Instructions for the task
Copy every line that holds "most".

*** Data provided

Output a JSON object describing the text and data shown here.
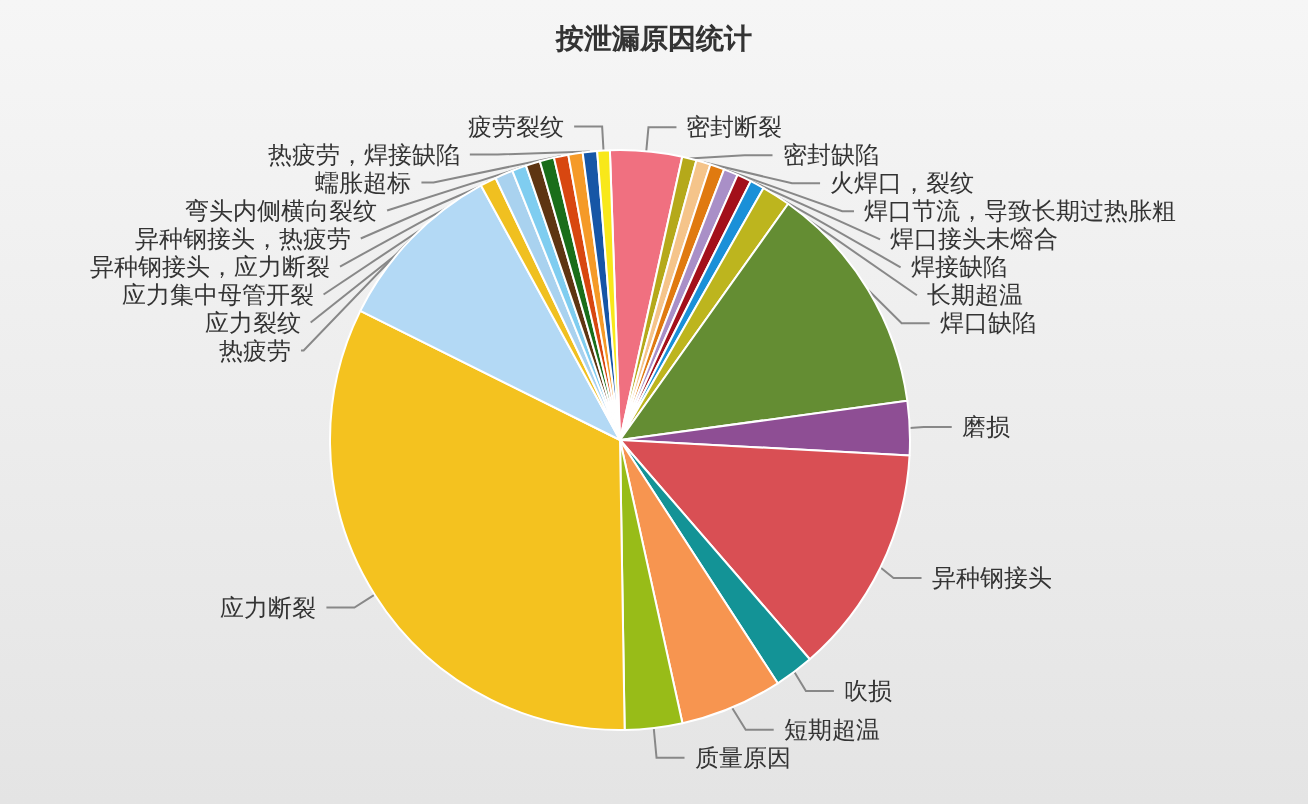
{
  "chart_data": {
    "type": "pie",
    "title": "按泄漏原因统计",
    "legend": false,
    "categories": [
      "密封断裂",
      "密封缺陷",
      "火焊口，裂纹",
      "焊口节流，导致长期过热胀粗",
      "焊口接头未熔合",
      "焊接缺陷",
      "长期超温",
      null,
      "焊口缺陷",
      "磨损",
      "异种钢接头",
      "吹损",
      "短期超温",
      "质量原因",
      "应力断裂",
      "热疲劳",
      "应力裂纹",
      "应力集中母管开裂",
      "异种钢接头，应力断裂",
      "异种钢接头，热疲劳",
      "弯头内侧横向裂纹",
      "蠕胀超标",
      null,
      "热疲劳，焊接缺陷",
      "疲劳裂纹"
    ],
    "values": [
      4,
      0.8,
      0.8,
      0.8,
      0.8,
      0.8,
      0.8,
      1.6,
      13,
      3,
      12.8,
      2.2,
      5.7,
      3.2,
      32.6,
      9.7,
      0.9,
      1,
      0.8,
      0.8,
      0.8,
      0.8,
      0.8,
      0.8,
      0.7
    ],
    "colors": [
      "#f07080",
      "#b5a91a",
      "#f5c48a",
      "#e07a10",
      "#a98fc7",
      "#a3101a",
      "#1a90d8",
      "#bdb51e",
      "#648d33",
      "#8e4e94",
      "#d94f54",
      "#139396",
      "#f79550",
      "#98bc18",
      "#f4c21f",
      "#b3d9f5",
      "#f0c020",
      "#a9d2ef",
      "#7fcdf0",
      "#5e3512",
      "#1a6e1a",
      "#d84710",
      "#f59a28",
      "#1656a6",
      "#f8e81a"
    ]
  }
}
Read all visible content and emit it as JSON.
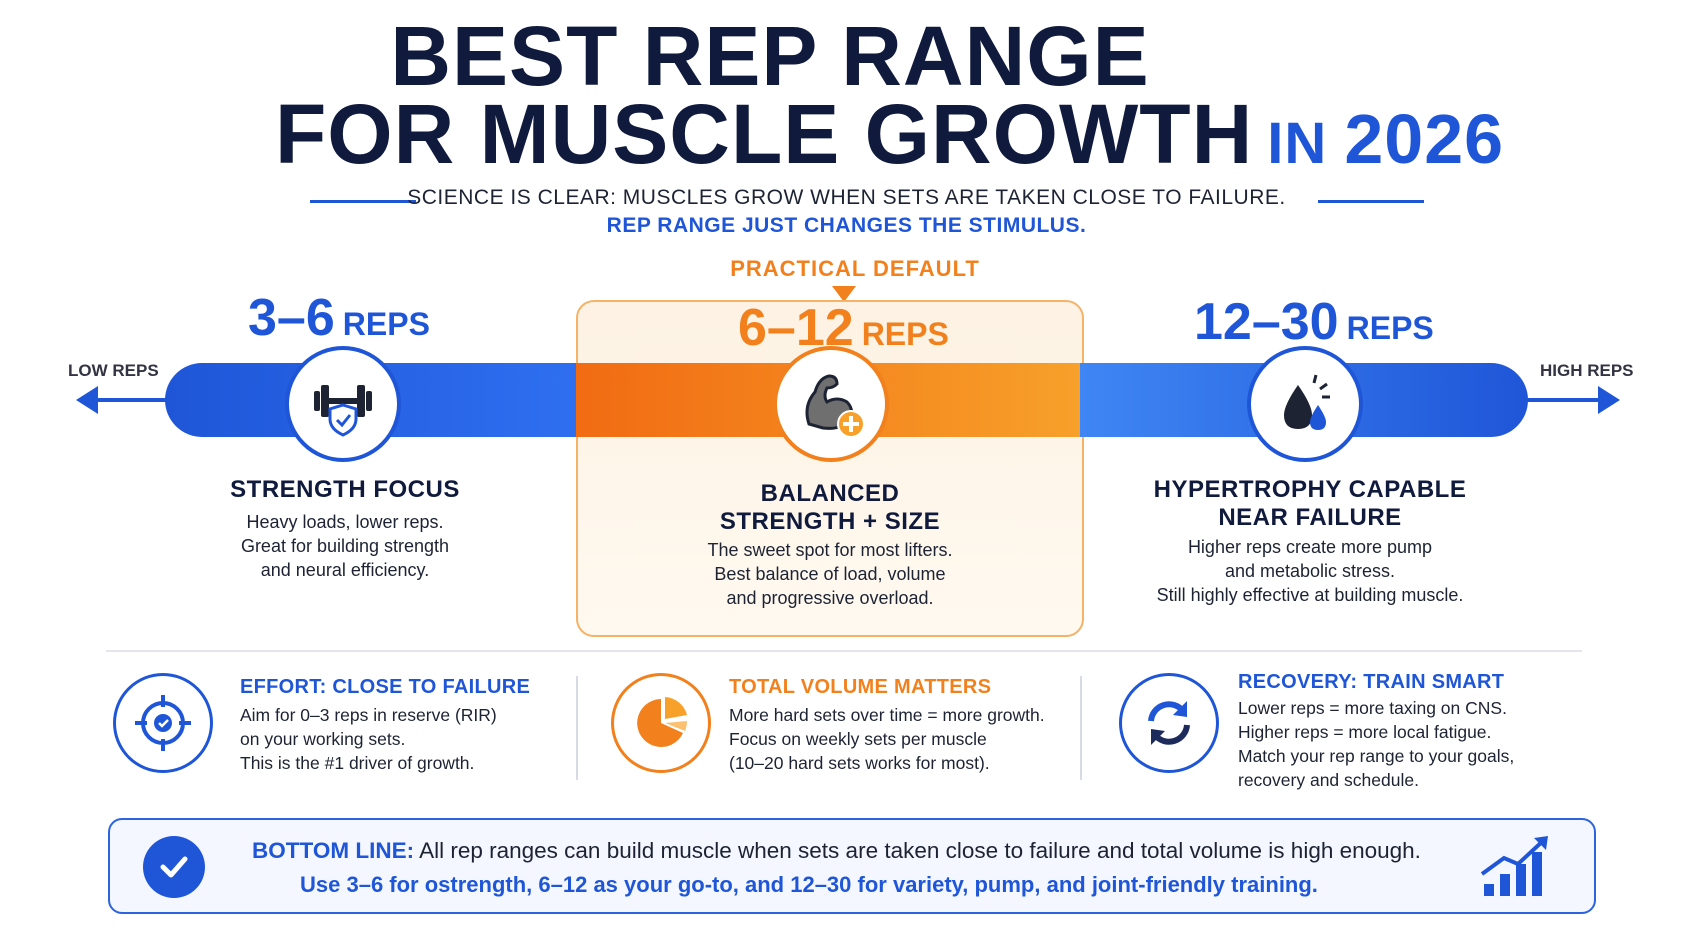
{
  "header": {
    "title_line1": "BEST REP RANGE",
    "title_line2": "FOR MUSCLE GROWTH",
    "title_in": "IN",
    "title_year": "2026",
    "subtitle_line1": "SCIENCE IS CLEAR: MUSCLES GROW WHEN SETS ARE TAKEN CLOSE TO FAILURE.",
    "subtitle_line2": "REP RANGE JUST CHANGES THE STIMULUS."
  },
  "scale": {
    "low_label": "LOW REPS",
    "high_label": "HIGH REPS",
    "practical_label": "PRACTICAL DEFAULT"
  },
  "ranges": [
    {
      "range": "3–6",
      "unit": "REPS",
      "color": "#1f56d8",
      "icon": "dumbbell-shield-icon",
      "heading_line1": "STRENGTH FOCUS",
      "heading_line2": "",
      "desc": [
        "Heavy loads, lower reps.",
        "Great for building strength",
        "and neural efficiency."
      ]
    },
    {
      "range": "6–12",
      "unit": "REPS",
      "color": "#f2801c",
      "icon": "flexed-arm-icon",
      "heading_line1": "BALANCED",
      "heading_line2": "STRENGTH + SIZE",
      "desc": [
        "The sweet spot for most lifters.",
        "Best balance of load, volume",
        "and progressive overload."
      ]
    },
    {
      "range": "12–30",
      "unit": "REPS",
      "color": "#1f56d8",
      "icon": "sweat-drop-icon",
      "heading_line1": "HYPERTROPHY CAPABLE",
      "heading_line2": "NEAR FAILURE",
      "desc": [
        "Higher reps create more pump",
        "and metabolic stress.",
        "Still highly effective at building muscle."
      ]
    }
  ],
  "factors": [
    {
      "icon": "target-icon",
      "title": "EFFORT: CLOSE TO FAILURE",
      "title_color": "#1f56d8",
      "lines": [
        "Aim for 0–3 reps in reserve (RIR)",
        "on your working sets.",
        "This is the #1 driver of growth."
      ]
    },
    {
      "icon": "pie-chart-icon",
      "title": "TOTAL VOLUME MATTERS",
      "title_color": "#f2801c",
      "lines": [
        "More hard sets over time = more growth.",
        "Focus on weekly sets per muscle",
        "(10–20 hard sets works for most)."
      ]
    },
    {
      "icon": "refresh-cycle-icon",
      "title": "RECOVERY: TRAIN SMART",
      "title_color": "#1f56d8",
      "lines": [
        "Lower reps = more taxing on CNS.",
        "Higher reps = more local fatigue.",
        "Match your rep range to your goals,",
        "recovery and schedule."
      ]
    }
  ],
  "bottom_line": {
    "label": "BOTTOM LINE:",
    "text": "All rep ranges can build muscle when sets are taken close to failure and total volume is high enough.",
    "line2": "Use 3–6 for ostrength, 6–12 as your go-to, and 12–30 for variety, pump, and joint-friendly training.",
    "icons": [
      "check-circle-icon",
      "growth-chart-icon"
    ]
  }
}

******

Response
        "The sweet spot for most lifters.",
        "(10–20 hard sets works for most)."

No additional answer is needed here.